Within this material, how many lines have the string "image" in them? The answer is a number, with nothing added.
Start of Supplied material
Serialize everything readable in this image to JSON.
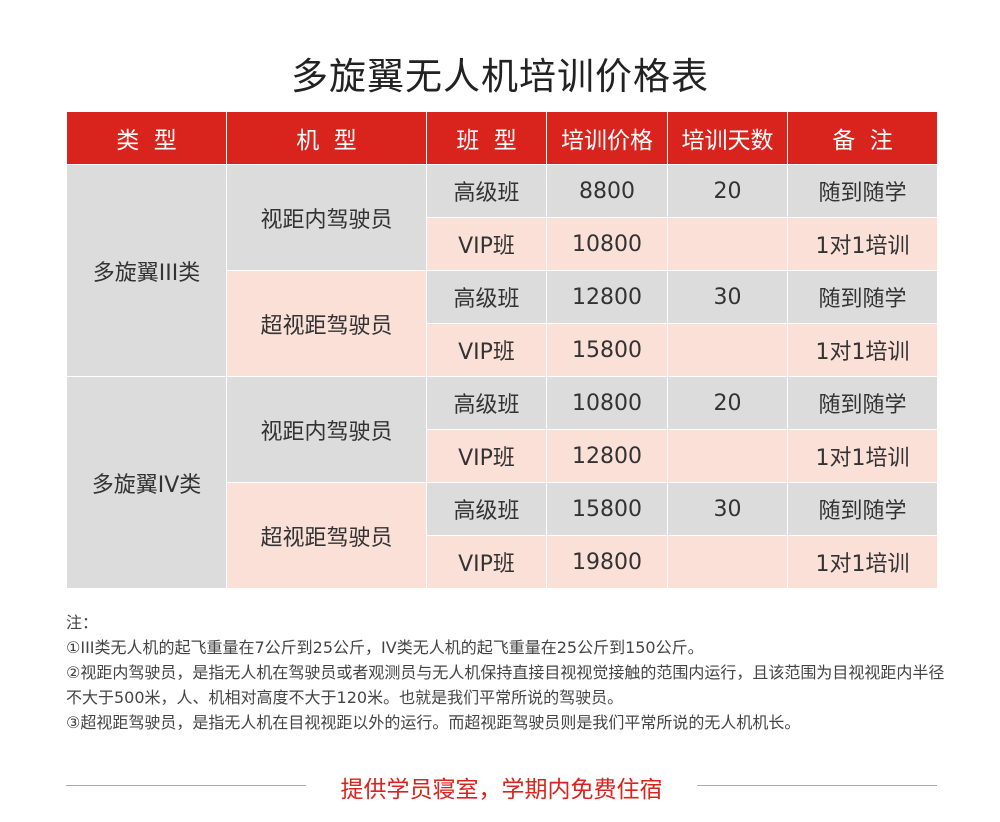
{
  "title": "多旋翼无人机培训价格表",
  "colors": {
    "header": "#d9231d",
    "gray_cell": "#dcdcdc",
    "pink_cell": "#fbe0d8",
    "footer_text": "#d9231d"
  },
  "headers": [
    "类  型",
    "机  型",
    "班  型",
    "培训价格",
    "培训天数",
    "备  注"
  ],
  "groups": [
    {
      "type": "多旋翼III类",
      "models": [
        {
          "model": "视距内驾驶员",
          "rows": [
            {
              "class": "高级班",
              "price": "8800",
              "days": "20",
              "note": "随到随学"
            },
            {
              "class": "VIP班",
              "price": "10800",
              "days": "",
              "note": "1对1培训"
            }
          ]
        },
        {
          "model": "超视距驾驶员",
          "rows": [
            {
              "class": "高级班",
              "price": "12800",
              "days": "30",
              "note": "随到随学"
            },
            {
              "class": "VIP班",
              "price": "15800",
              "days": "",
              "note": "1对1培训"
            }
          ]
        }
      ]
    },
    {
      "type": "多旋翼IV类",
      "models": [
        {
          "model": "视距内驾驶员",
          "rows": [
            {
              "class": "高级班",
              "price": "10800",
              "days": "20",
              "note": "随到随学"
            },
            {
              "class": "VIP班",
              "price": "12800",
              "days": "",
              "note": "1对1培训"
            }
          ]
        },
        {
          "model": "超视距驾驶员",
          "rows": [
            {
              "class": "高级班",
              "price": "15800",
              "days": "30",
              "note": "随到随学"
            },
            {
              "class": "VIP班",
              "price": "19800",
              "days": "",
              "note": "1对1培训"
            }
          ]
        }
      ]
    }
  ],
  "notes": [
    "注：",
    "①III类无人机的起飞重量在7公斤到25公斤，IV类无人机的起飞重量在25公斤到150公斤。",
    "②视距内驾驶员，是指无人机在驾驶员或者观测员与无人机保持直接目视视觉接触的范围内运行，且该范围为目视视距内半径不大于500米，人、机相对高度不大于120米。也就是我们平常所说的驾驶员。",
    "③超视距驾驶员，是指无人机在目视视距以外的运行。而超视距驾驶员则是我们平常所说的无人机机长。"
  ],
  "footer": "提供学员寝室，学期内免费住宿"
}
End of Supplied material
Start of Supplied material
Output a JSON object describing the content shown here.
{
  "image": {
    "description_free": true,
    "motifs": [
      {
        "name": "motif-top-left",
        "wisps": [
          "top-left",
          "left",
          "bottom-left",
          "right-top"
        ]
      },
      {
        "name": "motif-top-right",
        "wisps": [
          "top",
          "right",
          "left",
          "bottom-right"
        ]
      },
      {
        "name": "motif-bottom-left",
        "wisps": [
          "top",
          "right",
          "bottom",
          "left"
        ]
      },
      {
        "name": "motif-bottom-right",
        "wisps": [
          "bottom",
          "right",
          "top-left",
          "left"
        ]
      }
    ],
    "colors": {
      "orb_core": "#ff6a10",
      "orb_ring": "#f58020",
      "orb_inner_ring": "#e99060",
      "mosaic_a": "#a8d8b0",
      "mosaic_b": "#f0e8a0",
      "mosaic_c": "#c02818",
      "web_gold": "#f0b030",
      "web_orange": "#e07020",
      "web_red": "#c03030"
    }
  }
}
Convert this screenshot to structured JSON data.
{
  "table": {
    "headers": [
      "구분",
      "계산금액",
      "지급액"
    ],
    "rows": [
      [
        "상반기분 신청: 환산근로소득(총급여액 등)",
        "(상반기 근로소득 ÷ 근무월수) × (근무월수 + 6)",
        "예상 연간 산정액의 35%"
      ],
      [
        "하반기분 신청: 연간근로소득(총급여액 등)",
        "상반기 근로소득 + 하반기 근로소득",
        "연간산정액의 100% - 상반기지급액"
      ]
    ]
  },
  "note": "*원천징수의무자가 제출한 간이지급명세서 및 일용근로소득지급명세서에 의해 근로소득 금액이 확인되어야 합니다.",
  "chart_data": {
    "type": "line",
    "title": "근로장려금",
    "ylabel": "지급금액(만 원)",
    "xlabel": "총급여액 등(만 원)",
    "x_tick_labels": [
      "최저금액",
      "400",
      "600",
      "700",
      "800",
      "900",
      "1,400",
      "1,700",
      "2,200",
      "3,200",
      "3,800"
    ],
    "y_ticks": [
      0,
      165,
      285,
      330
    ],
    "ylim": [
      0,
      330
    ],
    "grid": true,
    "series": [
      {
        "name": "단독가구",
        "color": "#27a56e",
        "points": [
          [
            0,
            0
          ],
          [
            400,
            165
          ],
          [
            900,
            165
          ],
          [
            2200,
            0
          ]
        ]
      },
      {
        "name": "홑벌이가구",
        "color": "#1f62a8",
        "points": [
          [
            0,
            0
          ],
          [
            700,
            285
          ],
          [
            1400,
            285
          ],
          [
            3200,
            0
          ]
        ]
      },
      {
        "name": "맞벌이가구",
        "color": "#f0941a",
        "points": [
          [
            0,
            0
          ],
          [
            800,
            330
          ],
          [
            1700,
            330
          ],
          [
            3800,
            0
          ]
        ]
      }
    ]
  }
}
End of Supplied material
Task solution.
2